## Work instructions
Print every entry exactly as written.

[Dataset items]
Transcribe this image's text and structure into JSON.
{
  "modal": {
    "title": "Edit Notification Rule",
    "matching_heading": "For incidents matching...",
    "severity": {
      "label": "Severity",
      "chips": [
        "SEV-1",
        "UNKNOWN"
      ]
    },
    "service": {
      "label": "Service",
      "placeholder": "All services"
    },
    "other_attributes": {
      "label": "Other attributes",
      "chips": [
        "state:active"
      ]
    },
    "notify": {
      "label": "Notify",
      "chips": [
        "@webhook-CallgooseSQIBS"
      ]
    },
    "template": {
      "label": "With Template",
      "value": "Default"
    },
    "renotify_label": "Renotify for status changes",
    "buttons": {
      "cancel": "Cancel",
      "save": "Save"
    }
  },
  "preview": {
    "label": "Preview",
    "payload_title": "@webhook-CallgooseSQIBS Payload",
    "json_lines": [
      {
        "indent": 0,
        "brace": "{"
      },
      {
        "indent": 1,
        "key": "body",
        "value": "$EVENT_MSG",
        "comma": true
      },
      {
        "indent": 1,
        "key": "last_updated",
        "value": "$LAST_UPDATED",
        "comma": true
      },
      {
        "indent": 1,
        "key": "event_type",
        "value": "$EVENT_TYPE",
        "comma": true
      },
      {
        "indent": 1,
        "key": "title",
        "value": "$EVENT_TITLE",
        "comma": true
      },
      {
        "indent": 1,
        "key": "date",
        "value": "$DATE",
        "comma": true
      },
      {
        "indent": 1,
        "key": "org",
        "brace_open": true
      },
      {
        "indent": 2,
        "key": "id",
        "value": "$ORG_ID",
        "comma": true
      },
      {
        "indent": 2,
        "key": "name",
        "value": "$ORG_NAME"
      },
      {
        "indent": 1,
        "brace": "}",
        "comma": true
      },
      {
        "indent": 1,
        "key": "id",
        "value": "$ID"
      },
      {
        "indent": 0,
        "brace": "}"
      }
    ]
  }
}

## Answer below
Transcribe this image's text and structure into JSON.
{
  "modal": {
    "title": "Edit Notification Rule",
    "matching_heading": "For incidents matching...",
    "severity": {
      "label": "Severity",
      "chips": [
        "SEV-1",
        "UNKNOWN"
      ]
    },
    "service": {
      "label": "Service",
      "placeholder": "All services"
    },
    "other_attributes": {
      "label": "Other attributes",
      "chips": [
        "state:active"
      ]
    },
    "notify": {
      "label": "Notify",
      "chips": [
        "@webhook-CallgooseSQIBS"
      ]
    },
    "template": {
      "label": "With Template",
      "value": "Default"
    },
    "renotify_label": "Renotify for status changes",
    "buttons": {
      "cancel": "Cancel",
      "save": "Save"
    }
  },
  "preview": {
    "label": "Preview",
    "payload_title": "@webhook-CallgooseSQIBS Payload",
    "json_lines": [
      {
        "indent": 0,
        "brace": "{"
      },
      {
        "indent": 1,
        "key": "body",
        "value": "$EVENT_MSG",
        "comma": true
      },
      {
        "indent": 1,
        "key": "last_updated",
        "value": "$LAST_UPDATED",
        "comma": true
      },
      {
        "indent": 1,
        "key": "event_type",
        "value": "$EVENT_TYPE",
        "comma": true
      },
      {
        "indent": 1,
        "key": "title",
        "value": "$EVENT_TITLE",
        "comma": true
      },
      {
        "indent": 1,
        "key": "date",
        "value": "$DATE",
        "comma": true
      },
      {
        "indent": 1,
        "key": "org",
        "brace_open": true
      },
      {
        "indent": 2,
        "key": "id",
        "value": "$ORG_ID",
        "comma": true
      },
      {
        "indent": 2,
        "key": "name",
        "value": "$ORG_NAME"
      },
      {
        "indent": 1,
        "brace": "}",
        "comma": true
      },
      {
        "indent": 1,
        "key": "id",
        "value": "$ID"
      },
      {
        "indent": 0,
        "brace": "}"
      }
    ]
  }
}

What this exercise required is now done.